> _Objective_
Where a line holds the word "this", copy that line.

> _Record excerpts_

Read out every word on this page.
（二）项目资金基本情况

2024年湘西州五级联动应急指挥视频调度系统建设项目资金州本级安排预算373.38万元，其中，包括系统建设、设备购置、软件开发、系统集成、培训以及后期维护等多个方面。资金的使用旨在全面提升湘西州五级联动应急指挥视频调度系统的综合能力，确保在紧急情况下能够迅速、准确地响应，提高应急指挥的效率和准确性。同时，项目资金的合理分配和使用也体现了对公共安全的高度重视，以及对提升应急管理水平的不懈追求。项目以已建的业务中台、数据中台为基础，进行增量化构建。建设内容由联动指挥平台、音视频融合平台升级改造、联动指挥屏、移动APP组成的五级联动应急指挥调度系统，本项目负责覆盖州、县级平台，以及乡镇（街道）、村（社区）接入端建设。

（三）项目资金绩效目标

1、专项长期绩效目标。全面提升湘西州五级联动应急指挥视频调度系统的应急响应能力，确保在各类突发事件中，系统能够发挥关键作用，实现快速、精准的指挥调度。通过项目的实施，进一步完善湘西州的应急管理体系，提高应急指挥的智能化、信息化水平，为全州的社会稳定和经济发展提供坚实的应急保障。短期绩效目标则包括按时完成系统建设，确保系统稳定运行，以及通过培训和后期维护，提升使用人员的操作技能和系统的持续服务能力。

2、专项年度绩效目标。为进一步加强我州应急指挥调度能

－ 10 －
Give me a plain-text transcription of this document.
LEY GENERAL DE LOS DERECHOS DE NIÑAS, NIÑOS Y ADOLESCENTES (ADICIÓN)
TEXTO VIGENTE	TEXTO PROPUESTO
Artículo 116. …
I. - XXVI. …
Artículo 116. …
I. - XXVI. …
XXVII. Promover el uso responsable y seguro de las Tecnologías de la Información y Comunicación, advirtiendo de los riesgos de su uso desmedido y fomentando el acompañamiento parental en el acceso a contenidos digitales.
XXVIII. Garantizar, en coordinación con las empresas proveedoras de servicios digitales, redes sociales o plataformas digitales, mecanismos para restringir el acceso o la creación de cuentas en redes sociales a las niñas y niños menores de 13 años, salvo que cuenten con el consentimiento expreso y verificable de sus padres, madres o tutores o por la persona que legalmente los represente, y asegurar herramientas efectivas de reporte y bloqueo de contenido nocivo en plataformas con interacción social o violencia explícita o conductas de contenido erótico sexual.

> _Task answer_
Read out every word on this page.
Give me a plain-text transcription of this document.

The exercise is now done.